## THE EXERCISE
Do not carry the pictures over; copy every other part of the entries exactly.

## STORED ROWS
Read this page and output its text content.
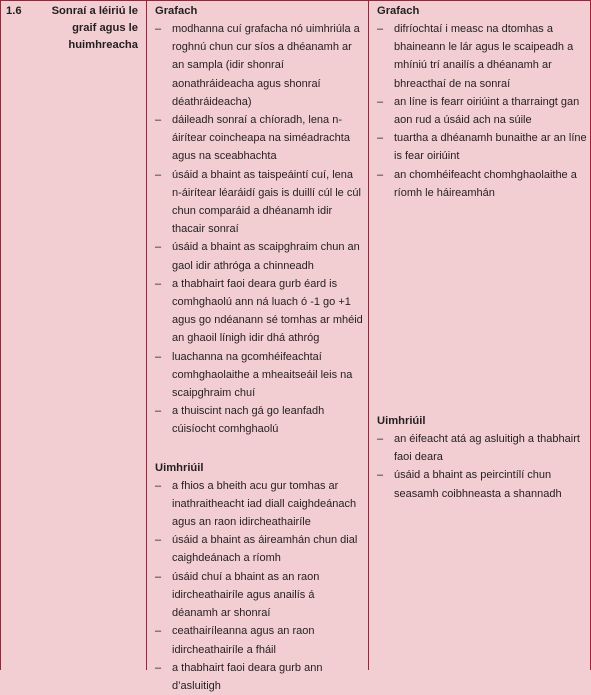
1.6	Sonraí a léiriú le graif agus le huimhreacha
Grafach
– modhanna cuí grafacha nó uimhriúla a roghnú chun cur síos a dhéanamh ar an sampla (idir shonraí aonathráideacha agus shonraí déathráideacha)
– dáileadh sonraí a chíoradh, lena n-áirítear coincheapa na siméadrachta agus na sceabhachta
– úsáid a bhaint as taispeáintí cuí, lena n-áirítear léaráidí gais is duillí cúl le cúl chun comparáid a dhéanamh idir thacair sonraí
– úsáid a bhaint as scaipghraim chun an gaol idir athróga a chinneadh
– a thabhairt faoi deara gurb éard is comhghaolú ann ná luach ó -1 go +1 agus go ndéanann sé tomhas ar mhéid an ghaoil línigh idir dhá athróg
– luachanna na gcomhéifeachtaí comhghaolaithe a mheaitseáil leis na scaipghraim chuí
– a thuiscint nach gá go leanfadh cúisíocht comhghaolú
Uimhriúil
– a fhios a bheith acu gur tomhas ar inathraitheacht iad diall caighdeánach agus an raon idircheathairíle
– úsáid a bhaint as áireamhán chun dial caighdeánach a ríomh
– úsáid chuí a bhaint as an raon idircheathairíle agus anailís á déanamh ar shonraí
– ceathairíleanna agus an raon idircheathairíle a fháil
– a thabhairt faoi deara gurb ann d’asluitigh
Grafach
– difríochtaí i measc na dtomhas a bhaineann le lár agus le scaipeadh a mhíniú trí anailís a dhéanamh ar bhreacthaí de na sonraí
– an líne is fearr oiriúint a tharraingt gan aon rud a úsáid ach na súile
– tuartha a dhéanamh bunaithe ar an líne is fear oiriúint
– an chomhéifeacht chomhghaolaithe a ríomh le háireamhán
Uimhriúil
– an éifeacht atá ag asluitigh a thabhairt faoi deara
– úsáid a bhaint as peircintílí chun seasamh coibhneasta a shannadh
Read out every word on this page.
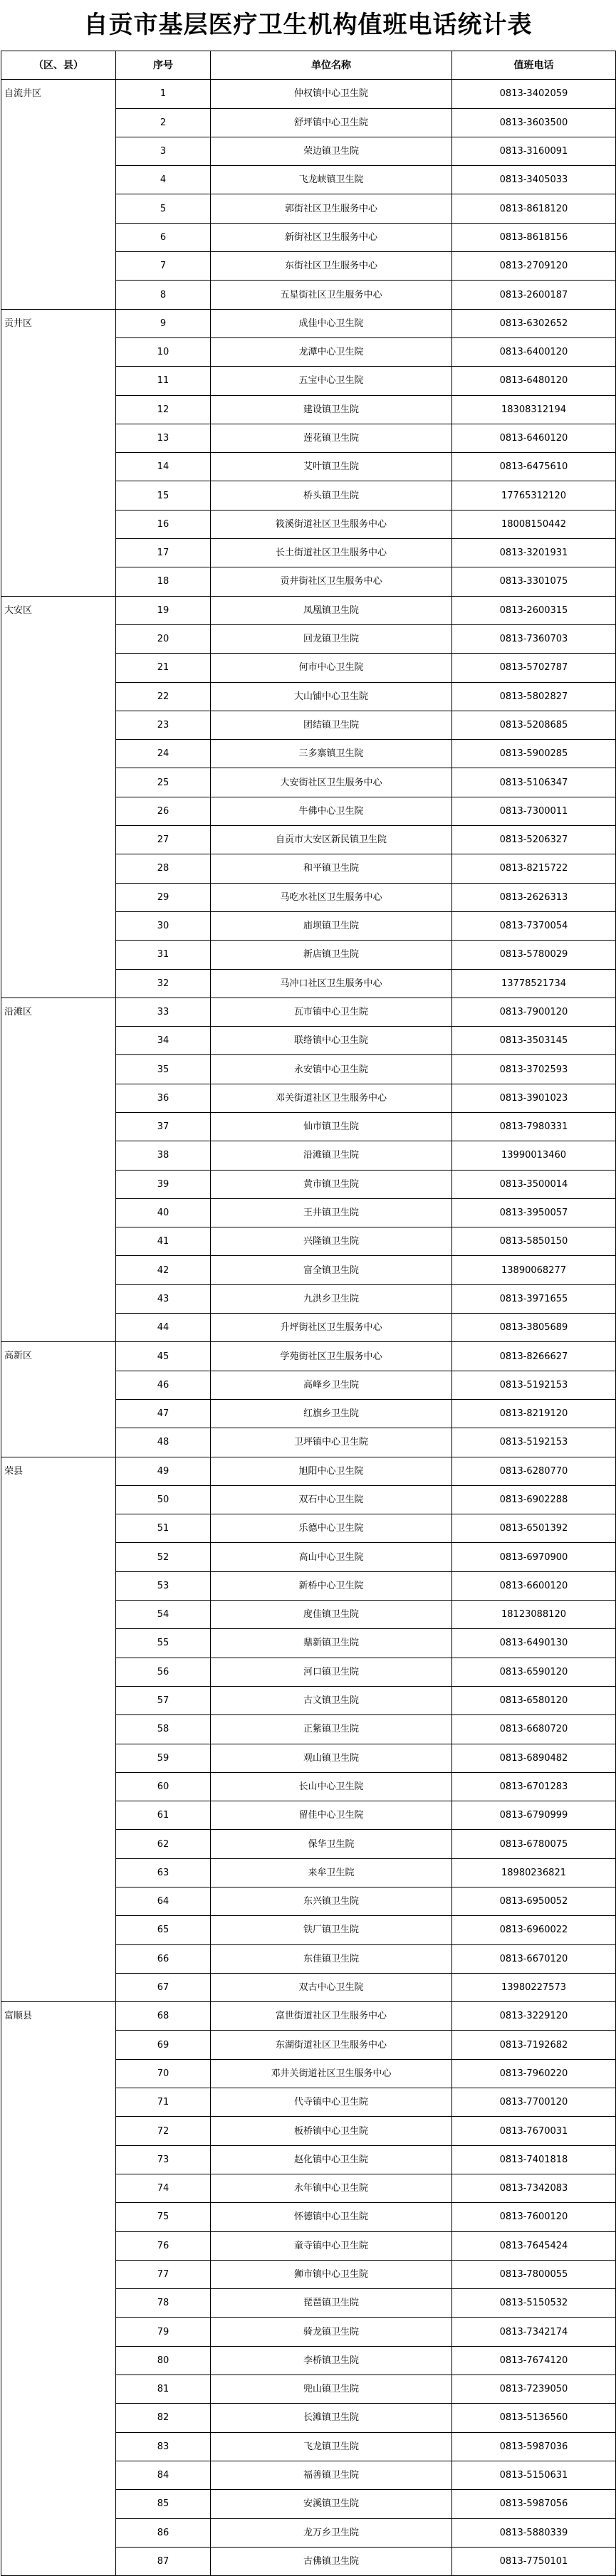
自贡市基层医疗卫生机构值班电话统计表
（区、县）	序号	单位名称	值班电话
自流井区	1	仲权镇中心卫生院	0813-3402059
	2	舒坪镇中心卫生院	0813-3603500
	3	荣边镇卫生院	0813-3160091
	4	飞龙峡镇卫生院	0813-3405033
	5	郭街社区卫生服务中心	0813-8618120
	6	新街社区卫生服务中心	0813-8618156
	7	东街社区卫生服务中心	0813-2709120
	8	五星街社区卫生服务中心	0813-2600187
贡井区	9	成佳中心卫生院	0813-6302652
	10	龙潭中心卫生院	0813-6400120
	11	五宝中心卫生院	0813-6480120
	12	建设镇卫生院	18308312194
	13	莲花镇卫生院	0813-6460120
	14	艾叶镇卫生院	0813-6475610
	15	桥头镇卫生院	17765312120
	16	筱溪街道社区卫生服务中心	18008150442
	17	长土街道社区卫生服务中心	0813-3201931
	18	贡井街社区卫生服务中心	0813-3301075
大安区	19	凤凰镇卫生院	0813-2600315
	20	回龙镇卫生院	0813-7360703
	21	何市中心卫生院	0813-5702787
	22	大山铺中心卫生院	0813-5802827
	23	团结镇卫生院	0813-5208685
	24	三多寨镇卫生院	0813-5900285
	25	大安街社区卫生服务中心	0813-5106347
	26	牛佛中心卫生院	0813-7300011
	27	自贡市大安区新民镇卫生院	0813-5206327
	28	和平镇卫生院	0813-8215722
	29	马吃水社区卫生服务中心	0813-2626313
	30	庙坝镇卫生院	0813-7370054
	31	新店镇卫生院	0813-5780029
	32	马冲口社区卫生服务中心	13778521734
沿滩区	33	瓦市镇中心卫生院	0813-7900120
	34	联络镇中心卫生院	0813-3503145
	35	永安镇中心卫生院	0813-3702593
	36	邓关街道社区卫生服务中心	0813-3901023
	37	仙市镇卫生院	0813-7980331
	38	沿滩镇卫生院	13990013460
	39	黄市镇卫生院	0813-3500014
	40	王井镇卫生院	0813-3950057
	41	兴隆镇卫生院	0813-5850150
	42	富全镇卫生院	13890068277
	43	九洪乡卫生院	0813-3971655
	44	升坪街社区卫生服务中心	0813-3805689
高新区	45	学苑街社区卫生服务中心	0813-8266627
	46	高峰乡卫生院	0813-5192153
	47	红旗乡卫生院	0813-8219120
	48	卫坪镇中心卫生院	0813-5192153
荣县	49	旭阳中心卫生院	0813-6280770
	50	双石中心卫生院	0813-6902288
	51	乐德中心卫生院	0813-6501392
	52	高山中心卫生院	0813-6970900
	53	新桥中心卫生院	0813-6600120
	54	度佳镇卫生院	18123088120
	55	鼎新镇卫生院	0813-6490130
	56	河口镇卫生院	0813-6590120
	57	古文镇卫生院	0813-6580120
	58	正紫镇卫生院	0813-6680720
	59	观山镇卫生院	0813-6890482
	60	长山中心卫生院	0813-6701283
	61	留佳中心卫生院	0813-6790999
	62	保华卫生院	0813-6780075
	63	来牟卫生院	18980236821
	64	东兴镇卫生院	0813-6950052
	65	铁厂镇卫生院	0813-6960022
	66	东佳镇卫生院	0813-6670120
	67	双古中心卫生院	13980227573
富顺县	68	富世街道社区卫生服务中心	0813-3229120
	69	东湖街道社区卫生服务中心	0813-7192682
	70	邓井关街道社区卫生服务中心	0813-7960220
	71	代寺镇中心卫生院	0813-7700120
	72	板桥镇中心卫生院	0813-7670031
	73	赵化镇中心卫生院	0813-7401818
	74	永年镇中心卫生院	0813-7342083
	75	怀德镇中心卫生院	0813-7600120
	76	童寺镇中心卫生院	0813-7645424
	77	狮市镇中心卫生院	0813-7800055
	78	琵琶镇卫生院	0813-5150532
	79	骑龙镇卫生院	0813-7342174
	80	李桥镇卫生院	0813-7674120
	81	兜山镇卫生院	0813-7239050
	82	长滩镇卫生院	0813-5136560
	83	飞龙镇卫生院	0813-5987036
	84	福善镇卫生院	0813-5150631
	85	安溪镇卫生院	0813-5987056
	86	龙万乡卫生院	0813-5880339
	87	古佛镇卫生院	0813-7750101
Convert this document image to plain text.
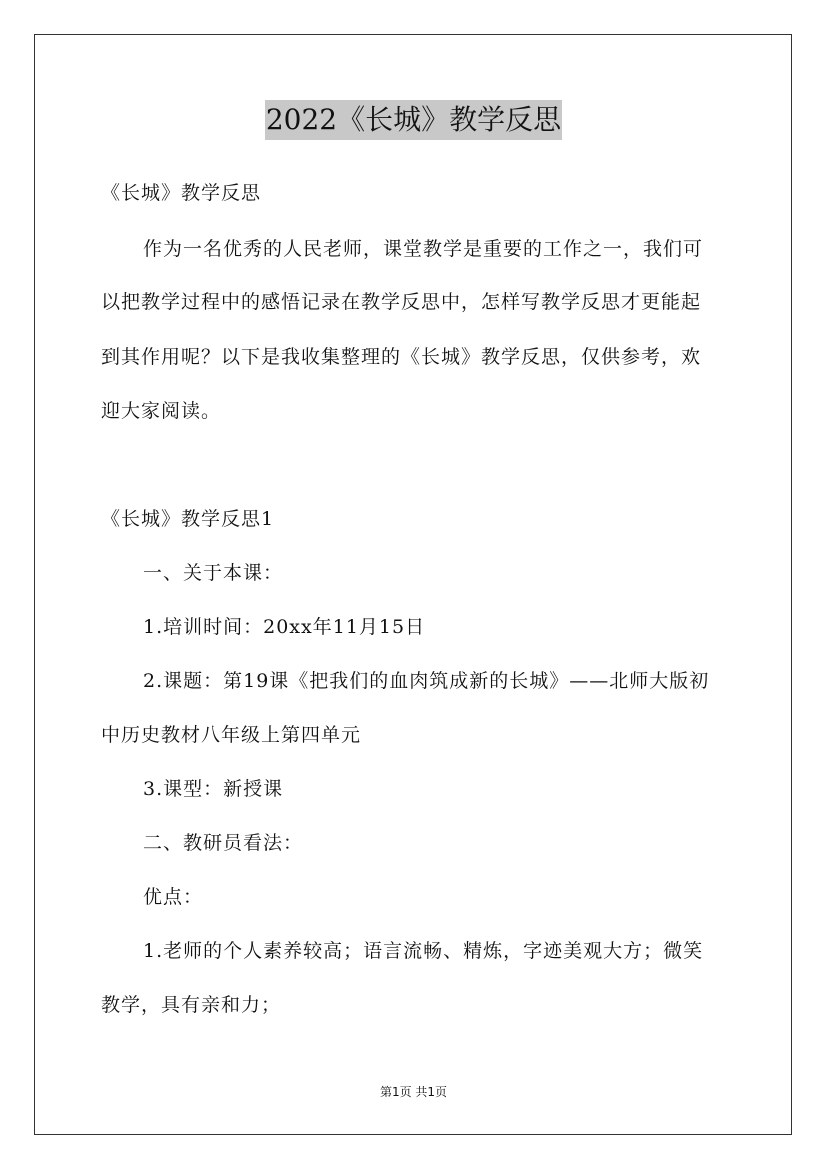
2022《长城》教学反思
《长城》教学反思
作为一名优秀的人民老师，课堂教学是重要的工作之一，我们可
以把教学过程中的感悟记录在教学反思中，怎样写教学反思才更能起
到其作用呢？以下是我收集整理的《长城》教学反思，仅供参考，欢
迎大家阅读。
《长城》教学反思1
一、关于本课：
1.培训时间：20xx年11月15日
2.课题：第19课《把我们的血肉筑成新的长城》——北师大版初
中历史教材八年级上第四单元
3.课型：新授课
二、教研员看法：
优点：
1.老师的个人素养较高；语言流畅、精炼，字迹美观大方；微笑
教学，具有亲和力；
第1页 共1页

## ANSWER
Read this page and output its text content.
1.6	Sonraí a léiriú le graif agus le huimhreacha
Grafach
– modhanna cuí grafacha nó uimhriúla a roghnú chun cur síos a dhéanamh ar an sampla (idir shonraí aonathráideacha agus shonraí déathráideacha)
– dáileadh sonraí a chíoradh, lena n-áirítear coincheapa na siméadrachta agus na sceabhachta
– úsáid a bhaint as taispeáintí cuí, lena n-áirítear léaráidí gais is duillí cúl le cúl chun comparáid a dhéanamh idir thacair sonraí
– úsáid a bhaint as scaipghraim chun an gaol idir athróga a chinneadh
– a thabhairt faoi deara gurb éard is comhghaolú ann ná luach ó -1 go +1 agus go ndéanann sé tomhas ar mhéid an ghaoil línigh idir dhá athróg
– luachanna na gcomhéifeachtaí comhghaolaithe a mheaitseáil leis na scaipghraim chuí
– a thuiscint nach gá go leanfadh cúisíocht comhghaolú
Uimhriúil
– a fhios a bheith acu gur tomhas ar inathraitheacht iad diall caighdeánach agus an raon idircheathairíle
– úsáid a bhaint as áireamhán chun dial caighdeánach a ríomh
– úsáid chuí a bhaint as an raon idircheathairíle agus anailís á déanamh ar shonraí
– ceathairíleanna agus an raon idircheathairíle a fháil
– a thabhairt faoi deara gurb ann d’asluitigh
Grafach
– difríochtaí i measc na dtomhas a bhaineann le lár agus le scaipeadh a mhíniú trí anailís a dhéanamh ar bhreacthaí de na sonraí
– an líne is fearr oiriúint a tharraingt gan aon rud a úsáid ach na súile
– tuartha a dhéanamh bunaithe ar an líne is fear oiriúint
– an chomhéifeacht chomhghaolaithe a ríomh le háireamhán
Uimhriúil
– an éifeacht atá ag asluitigh a thabhairt faoi deara
– úsáid a bhaint as peircintílí chun seasamh coibhneasta a shannadh
Read out every word on this page.
自贡市基层医疗卫生机构值班电话统计表
（区、县）	序号	单位名称	值班电话
自流井区	1	仲权镇中心卫生院	0813-3402059
	2	舒坪镇中心卫生院	0813-3603500
	3	荣边镇卫生院	0813-3160091
	4	飞龙峡镇卫生院	0813-3405033
	5	郭街社区卫生服务中心	0813-8618120
	6	新街社区卫生服务中心	0813-8618156
	7	东街社区卫生服务中心	0813-2709120
	8	五星街社区卫生服务中心	0813-2600187
贡井区	9	成佳中心卫生院	0813-6302652
	10	龙潭中心卫生院	0813-6400120
	11	五宝中心卫生院	0813-6480120
	12	建设镇卫生院	18308312194
	13	莲花镇卫生院	0813-6460120
	14	艾叶镇卫生院	0813-6475610
	15	桥头镇卫生院	17765312120
	16	筱溪街道社区卫生服务中心	18008150442
	17	长土街道社区卫生服务中心	0813-3201931
	18	贡井街社区卫生服务中心	0813-3301075
大安区	19	凤凰镇卫生院	0813-2600315
	20	回龙镇卫生院	0813-7360703
	21	何市中心卫生院	0813-5702787
	22	大山铺中心卫生院	0813-5802827
	23	团结镇卫生院	0813-5208685
	24	三多寨镇卫生院	0813-5900285
	25	大安街社区卫生服务中心	0813-5106347
	26	牛佛中心卫生院	0813-7300011
	27	自贡市大安区新民镇卫生院	0813-5206327
	28	和平镇卫生院	0813-8215722
	29	马吃水社区卫生服务中心	0813-2626313
	30	庙坝镇卫生院	0813-7370054
	31	新店镇卫生院	0813-5780029
	32	马冲口社区卫生服务中心	13778521734
沿滩区	33	瓦市镇中心卫生院	0813-7900120
	34	联络镇中心卫生院	0813-3503145
	35	永安镇中心卫生院	0813-3702593
	36	邓关街道社区卫生服务中心	0813-3901023
	37	仙市镇卫生院	0813-7980331
	38	沿滩镇卫生院	13990013460
	39	黄市镇卫生院	0813-3500014
	40	王井镇卫生院	0813-3950057
	41	兴隆镇卫生院	0813-5850150
	42	富全镇卫生院	13890068277
	43	九洪乡卫生院	0813-3971655
	44	升坪街社区卫生服务中心	0813-3805689
高新区	45	学苑街社区卫生服务中心	0813-8266627
	46	高峰乡卫生院	0813-5192153
	47	红旗乡卫生院	0813-8219120
	48	卫坪镇中心卫生院	0813-5192153
荣县	49	旭阳中心卫生院	0813-6280770
	50	双石中心卫生院	0813-6902288
	51	乐德中心卫生院	0813-6501392
	52	高山中心卫生院	0813-6970900
	53	新桥中心卫生院	0813-6600120
	54	度佳镇卫生院	18123088120
	55	鼎新镇卫生院	0813-6490130
	56	河口镇卫生院	0813-6590120
	57	古文镇卫生院	0813-6580120
	58	正紫镇卫生院	0813-6680720
	59	观山镇卫生院	0813-6890482
	60	长山中心卫生院	0813-6701283
	61	留佳中心卫生院	0813-6790999
	62	保华卫生院	0813-6780075
	63	来牟卫生院	18980236821
	64	东兴镇卫生院	0813-6950052
	65	铁厂镇卫生院	0813-6960022
	66	东佳镇卫生院	0813-6670120
	67	双古中心卫生院	13980227573
富顺县	68	富世街道社区卫生服务中心	0813-3229120
	69	东湖街道社区卫生服务中心	0813-7192682
	70	邓井关街道社区卫生服务中心	0813-7960220
	71	代寺镇中心卫生院	0813-7700120
	72	板桥镇中心卫生院	0813-7670031
	73	赵化镇中心卫生院	0813-7401818
	74	永年镇中心卫生院	0813-7342083
	75	怀德镇中心卫生院	0813-7600120
	76	童寺镇中心卫生院	0813-7645424
	77	狮市镇中心卫生院	0813-7800055
	78	琵琶镇卫生院	0813-5150532
	79	骑龙镇卫生院	0813-7342174
	80	李桥镇卫生院	0813-7674120
	81	兜山镇卫生院	0813-7239050
	82	长滩镇卫生院	0813-5136560
	83	飞龙镇卫生院	0813-5987036
	84	福善镇卫生院	0813-5150631
	85	安溪镇卫生院	0813-5987056
	86	龙万乡卫生院	0813-5880339
	87	古佛镇卫生院	0813-7750101
Convert this document image to plain text.
2022《长城》教学反思
《长城》教学反思
作为一名优秀的人民老师，课堂教学是重要的工作之一，我们可
以把教学过程中的感悟记录在教学反思中，怎样写教学反思才更能起
到其作用呢？以下是我收集整理的《长城》教学反思，仅供参考，欢
迎大家阅读。
《长城》教学反思1
一、关于本课：
1.培训时间：20xx年11月15日
2.课题：第19课《把我们的血肉筑成新的长城》——北师大版初
中历史教材八年级上第四单元
3.课型：新授课
二、教研员看法：
优点：
1.老师的个人素养较高；语言流畅、精炼，字迹美观大方；微笑
教学，具有亲和力；
第1页 共1页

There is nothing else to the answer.